[Problem details] Go over the entries below line by line, copying each one that contains the word "Page".

Stored data entries
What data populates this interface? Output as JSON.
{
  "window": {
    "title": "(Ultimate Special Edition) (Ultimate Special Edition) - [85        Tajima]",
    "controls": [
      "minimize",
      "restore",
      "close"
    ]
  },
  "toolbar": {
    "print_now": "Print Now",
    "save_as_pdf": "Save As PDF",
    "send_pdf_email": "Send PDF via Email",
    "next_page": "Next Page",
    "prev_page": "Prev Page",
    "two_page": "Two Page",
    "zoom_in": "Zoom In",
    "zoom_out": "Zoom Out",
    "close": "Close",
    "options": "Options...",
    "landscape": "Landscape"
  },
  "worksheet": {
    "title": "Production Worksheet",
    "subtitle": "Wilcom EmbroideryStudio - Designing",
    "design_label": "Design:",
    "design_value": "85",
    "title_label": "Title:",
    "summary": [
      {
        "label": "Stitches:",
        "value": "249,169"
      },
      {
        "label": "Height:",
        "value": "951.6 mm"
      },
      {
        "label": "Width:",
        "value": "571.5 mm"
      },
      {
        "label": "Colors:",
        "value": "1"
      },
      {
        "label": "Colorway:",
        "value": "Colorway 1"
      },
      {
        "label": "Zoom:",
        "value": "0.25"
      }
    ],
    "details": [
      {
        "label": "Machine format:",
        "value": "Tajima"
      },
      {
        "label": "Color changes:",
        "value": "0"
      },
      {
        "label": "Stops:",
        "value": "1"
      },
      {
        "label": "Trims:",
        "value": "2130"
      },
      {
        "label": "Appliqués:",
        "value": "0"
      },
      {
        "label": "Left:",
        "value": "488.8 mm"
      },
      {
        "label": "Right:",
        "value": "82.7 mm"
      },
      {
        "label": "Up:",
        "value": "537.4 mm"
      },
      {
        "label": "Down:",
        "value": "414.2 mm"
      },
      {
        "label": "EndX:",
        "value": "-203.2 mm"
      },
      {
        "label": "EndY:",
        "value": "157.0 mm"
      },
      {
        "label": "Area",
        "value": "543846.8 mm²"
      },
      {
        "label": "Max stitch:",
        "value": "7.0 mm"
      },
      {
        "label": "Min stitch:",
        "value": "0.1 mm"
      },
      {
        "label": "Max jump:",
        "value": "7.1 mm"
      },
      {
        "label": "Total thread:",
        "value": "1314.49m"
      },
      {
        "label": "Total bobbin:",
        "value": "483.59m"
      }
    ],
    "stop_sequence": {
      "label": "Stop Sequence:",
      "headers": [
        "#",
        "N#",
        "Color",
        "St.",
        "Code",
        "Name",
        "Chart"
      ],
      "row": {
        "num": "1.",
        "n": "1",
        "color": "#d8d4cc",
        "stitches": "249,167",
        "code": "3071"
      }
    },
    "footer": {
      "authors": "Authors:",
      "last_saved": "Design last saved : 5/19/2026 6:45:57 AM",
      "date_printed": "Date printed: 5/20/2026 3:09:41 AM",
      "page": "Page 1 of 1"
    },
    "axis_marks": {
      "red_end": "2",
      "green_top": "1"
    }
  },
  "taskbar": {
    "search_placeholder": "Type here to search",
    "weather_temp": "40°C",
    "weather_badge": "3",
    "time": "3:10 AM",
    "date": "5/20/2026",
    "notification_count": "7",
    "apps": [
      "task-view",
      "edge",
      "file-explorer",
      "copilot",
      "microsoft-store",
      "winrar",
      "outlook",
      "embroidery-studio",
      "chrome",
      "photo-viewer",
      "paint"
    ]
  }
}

[The reply]
    "next_page": "Next Page",
    "prev_page": "Prev Page",
    "two_page": "Two Page",
      "page": "Page 1 of 1"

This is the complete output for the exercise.